*Records for this exercise*
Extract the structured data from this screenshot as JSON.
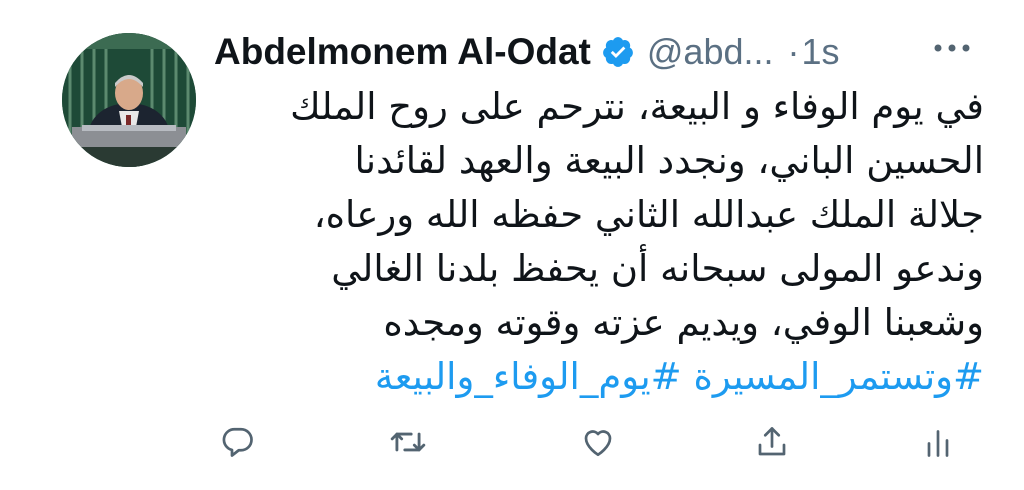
{
  "tweet": {
    "display_name": "Abdelmonem Al-Odat",
    "handle": "@abd...",
    "separator": "·",
    "timestamp": "1s",
    "verified": true,
    "body_lines": [
      "في يوم الوفاء و البيعة، نترحم على روح الملك",
      "الحسين الباني، ونجدد البيعة والعهد لقائدنا",
      "جلالة الملك عبدالله الثاني حفظه الله ورعاه،",
      "وندعو المولى سبحانه أن يحفظ بلدنا الغالي",
      "وشعبنا الوفي، ويديم عزته وقوته ومجده"
    ],
    "hashtags": [
      "#وتستمر_المسيرة",
      "#يوم_الوفاء_والبيعة"
    ]
  },
  "icons": {
    "more": "more-dots-icon",
    "verified": "verified-badge-icon",
    "reply": "reply-icon",
    "retweet": "retweet-icon",
    "like": "heart-icon",
    "share": "share-icon",
    "analytics": "analytics-icon"
  },
  "colors": {
    "accent": "#1d9bf0",
    "text": "#0f1419",
    "muted": "#5b7083",
    "icon": "#536471"
  }
}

*Required work*
Quote every record above exactly, omitting any pictures they contain.

*Finished answer*
Extract the structured data from this screenshot as JSON.
{
  "tweet": {
    "display_name": "Abdelmonem Al-Odat",
    "handle": "@abd...",
    "separator": "·",
    "timestamp": "1s",
    "verified": true,
    "body_lines": [
      "في يوم الوفاء و البيعة، نترحم على روح الملك",
      "الحسين الباني، ونجدد البيعة والعهد لقائدنا",
      "جلالة الملك عبدالله الثاني حفظه الله ورعاه،",
      "وندعو المولى سبحانه أن يحفظ بلدنا الغالي",
      "وشعبنا الوفي، ويديم عزته وقوته ومجده"
    ],
    "hashtags": [
      "#وتستمر_المسيرة",
      "#يوم_الوفاء_والبيعة"
    ]
  },
  "icons": {
    "more": "more-dots-icon",
    "verified": "verified-badge-icon",
    "reply": "reply-icon",
    "retweet": "retweet-icon",
    "like": "heart-icon",
    "share": "share-icon",
    "analytics": "analytics-icon"
  },
  "colors": {
    "accent": "#1d9bf0",
    "text": "#0f1419",
    "muted": "#5b7083",
    "icon": "#536471"
  }
}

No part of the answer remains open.